● RECORD LIST
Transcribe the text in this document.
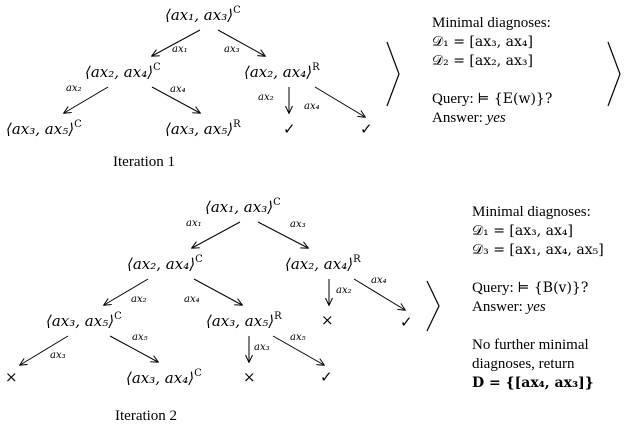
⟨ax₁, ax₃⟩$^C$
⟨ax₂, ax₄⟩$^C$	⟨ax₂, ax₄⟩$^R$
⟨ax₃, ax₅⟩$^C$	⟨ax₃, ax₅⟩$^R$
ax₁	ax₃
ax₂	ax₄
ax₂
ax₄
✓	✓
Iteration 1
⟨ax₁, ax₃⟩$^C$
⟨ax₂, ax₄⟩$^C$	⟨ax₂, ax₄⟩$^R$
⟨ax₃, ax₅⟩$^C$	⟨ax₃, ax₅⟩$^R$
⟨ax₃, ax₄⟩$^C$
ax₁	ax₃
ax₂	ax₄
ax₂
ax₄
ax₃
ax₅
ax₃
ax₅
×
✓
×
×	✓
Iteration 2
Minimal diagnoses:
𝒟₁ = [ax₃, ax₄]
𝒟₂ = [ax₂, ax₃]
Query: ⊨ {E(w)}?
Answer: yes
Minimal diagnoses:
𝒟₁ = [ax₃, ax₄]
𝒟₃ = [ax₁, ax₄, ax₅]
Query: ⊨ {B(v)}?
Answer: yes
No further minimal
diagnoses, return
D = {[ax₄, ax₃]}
* * *
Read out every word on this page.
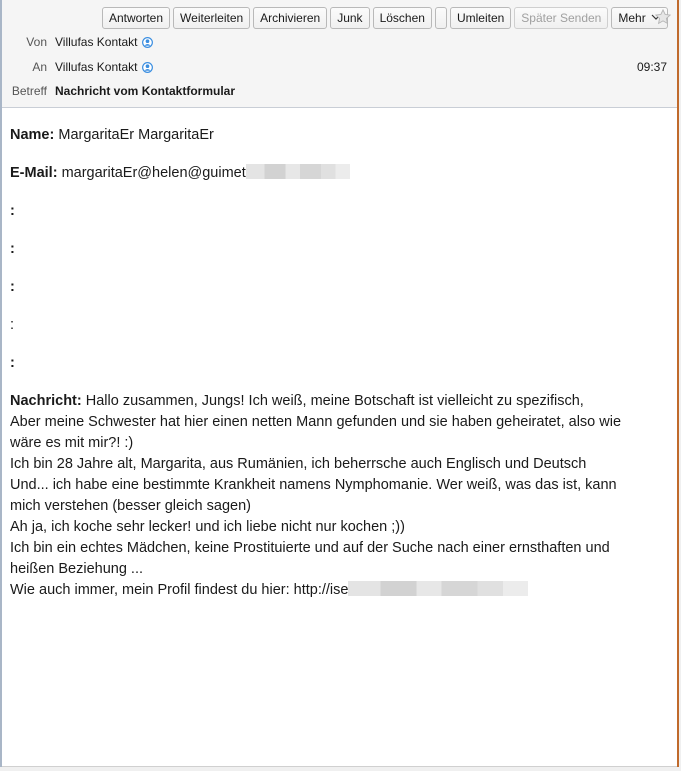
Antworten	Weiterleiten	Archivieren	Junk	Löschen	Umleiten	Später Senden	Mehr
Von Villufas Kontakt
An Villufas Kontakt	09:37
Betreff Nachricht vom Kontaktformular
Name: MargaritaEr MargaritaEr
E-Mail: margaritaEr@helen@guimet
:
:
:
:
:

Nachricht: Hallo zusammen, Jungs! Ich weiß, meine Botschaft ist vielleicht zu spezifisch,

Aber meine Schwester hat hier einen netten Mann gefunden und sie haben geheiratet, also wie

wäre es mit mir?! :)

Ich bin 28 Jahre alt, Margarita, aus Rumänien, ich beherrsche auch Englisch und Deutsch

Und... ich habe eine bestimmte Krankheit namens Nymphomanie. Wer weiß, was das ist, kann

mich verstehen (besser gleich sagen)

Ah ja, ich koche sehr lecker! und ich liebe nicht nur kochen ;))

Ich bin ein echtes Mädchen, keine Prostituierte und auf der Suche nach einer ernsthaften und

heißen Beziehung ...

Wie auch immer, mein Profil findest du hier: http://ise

● PROMPT
Your answer should be only a number: how many lines of the data above contain the string "auch"?

● RESULT
2